- [Given task]:
Print all of the data exactly.

======== Records

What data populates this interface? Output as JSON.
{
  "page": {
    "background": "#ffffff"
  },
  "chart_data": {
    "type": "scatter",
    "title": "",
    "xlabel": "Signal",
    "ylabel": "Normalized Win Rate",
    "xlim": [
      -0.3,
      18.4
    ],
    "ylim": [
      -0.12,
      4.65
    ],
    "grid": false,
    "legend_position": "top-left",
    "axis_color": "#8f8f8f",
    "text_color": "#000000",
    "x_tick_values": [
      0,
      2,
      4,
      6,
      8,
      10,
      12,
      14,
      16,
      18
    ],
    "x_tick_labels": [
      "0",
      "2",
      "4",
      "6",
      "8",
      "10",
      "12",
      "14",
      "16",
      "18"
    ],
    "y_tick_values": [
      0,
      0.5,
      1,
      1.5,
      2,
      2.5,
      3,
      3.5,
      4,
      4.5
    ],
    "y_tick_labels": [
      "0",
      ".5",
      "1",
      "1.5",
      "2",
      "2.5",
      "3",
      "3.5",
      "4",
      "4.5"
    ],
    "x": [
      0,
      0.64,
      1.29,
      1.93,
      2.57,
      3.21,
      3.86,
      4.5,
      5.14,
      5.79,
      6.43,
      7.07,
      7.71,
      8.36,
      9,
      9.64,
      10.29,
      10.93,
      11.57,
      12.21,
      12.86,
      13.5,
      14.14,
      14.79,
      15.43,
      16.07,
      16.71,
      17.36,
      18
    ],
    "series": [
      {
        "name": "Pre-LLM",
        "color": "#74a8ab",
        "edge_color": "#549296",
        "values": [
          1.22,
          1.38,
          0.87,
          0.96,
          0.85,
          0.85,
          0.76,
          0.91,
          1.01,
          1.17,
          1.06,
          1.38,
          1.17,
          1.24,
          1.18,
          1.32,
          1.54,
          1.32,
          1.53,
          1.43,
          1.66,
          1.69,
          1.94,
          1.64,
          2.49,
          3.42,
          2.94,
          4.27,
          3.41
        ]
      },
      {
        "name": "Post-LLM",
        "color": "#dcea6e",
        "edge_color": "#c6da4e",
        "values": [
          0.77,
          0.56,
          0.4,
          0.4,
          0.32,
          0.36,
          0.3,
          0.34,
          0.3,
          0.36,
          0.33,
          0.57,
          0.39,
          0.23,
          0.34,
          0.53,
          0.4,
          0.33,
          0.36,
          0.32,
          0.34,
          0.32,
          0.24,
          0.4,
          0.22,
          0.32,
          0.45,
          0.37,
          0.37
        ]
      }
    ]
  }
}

================

- [Exercise result]:
What data populates this interface? Output as JSON.
{
  "page": {
    "background": "#ffffff"
  },
  "chart_data": {
    "type": "scatter",
    "title": "",
    "xlabel": "Signal",
    "ylabel": "Normalized Win Rate",
    "xlim": [
      -0.3,
      18.4
    ],
    "ylim": [
      -0.12,
      4.65
    ],
    "grid": false,
    "legend_position": "top-left",
    "axis_color": "#8f8f8f",
    "text_color": "#000000",
    "x_tick_values": [
      0,
      2,
      4,
      6,
      8,
      10,
      12,
      14,
      16,
      18
    ],
    "x_tick_labels": [
      "0",
      "2",
      "4",
      "6",
      "8",
      "10",
      "12",
      "14",
      "16",
      "18"
    ],
    "y_tick_values": [
      0,
      0.5,
      1,
      1.5,
      2,
      2.5,
      3,
      3.5,
      4,
      4.5
    ],
    "y_tick_labels": [
      "0",
      ".5",
      "1",
      "1.5",
      "2",
      "2.5",
      "3",
      "3.5",
      "4",
      "4.5"
    ],
    "x": [
      0,
      0.64,
      1.29,
      1.93,
      2.57,
      3.21,
      3.86,
      4.5,
      5.14,
      5.79,
      6.43,
      7.07,
      7.71,
      8.36,
      9,
      9.64,
      10.29,
      10.93,
      11.57,
      12.21,
      12.86,
      13.5,
      14.14,
      14.79,
      15.43,
      16.07,
      16.71,
      17.36,
      18
    ],
    "series": [
      {
        "name": "Pre-LLM",
        "color": "#74a8ab",
        "edge_color": "#549296",
        "values": [
          1.22,
          1.38,
          0.87,
          0.96,
          0.85,
          0.85,
          0.76,
          0.91,
          1.01,
          1.17,
          1.06,
          1.38,
          1.17,
          1.24,
          1.18,
          1.32,
          1.54,
          1.32,
          1.53,
          1.43,
          1.66,
          1.69,
          1.94,
          1.64,
          2.49,
          3.42,
          2.94,
          4.27,
          3.41
        ]
      },
      {
        "name": "Post-LLM",
        "color": "#dcea6e",
        "edge_color": "#c6da4e",
        "values": [
          0.77,
          0.56,
          0.4,
          0.4,
          0.32,
          0.36,
          0.3,
          0.34,
          0.3,
          0.36,
          0.33,
          0.57,
          0.39,
          0.23,
          0.34,
          0.53,
          0.4,
          0.33,
          0.36,
          0.32,
          0.34,
          0.32,
          0.24,
          0.4,
          0.22,
          0.32,
          0.45,
          0.37,
          0.37
        ]
      }
    ]
  }
}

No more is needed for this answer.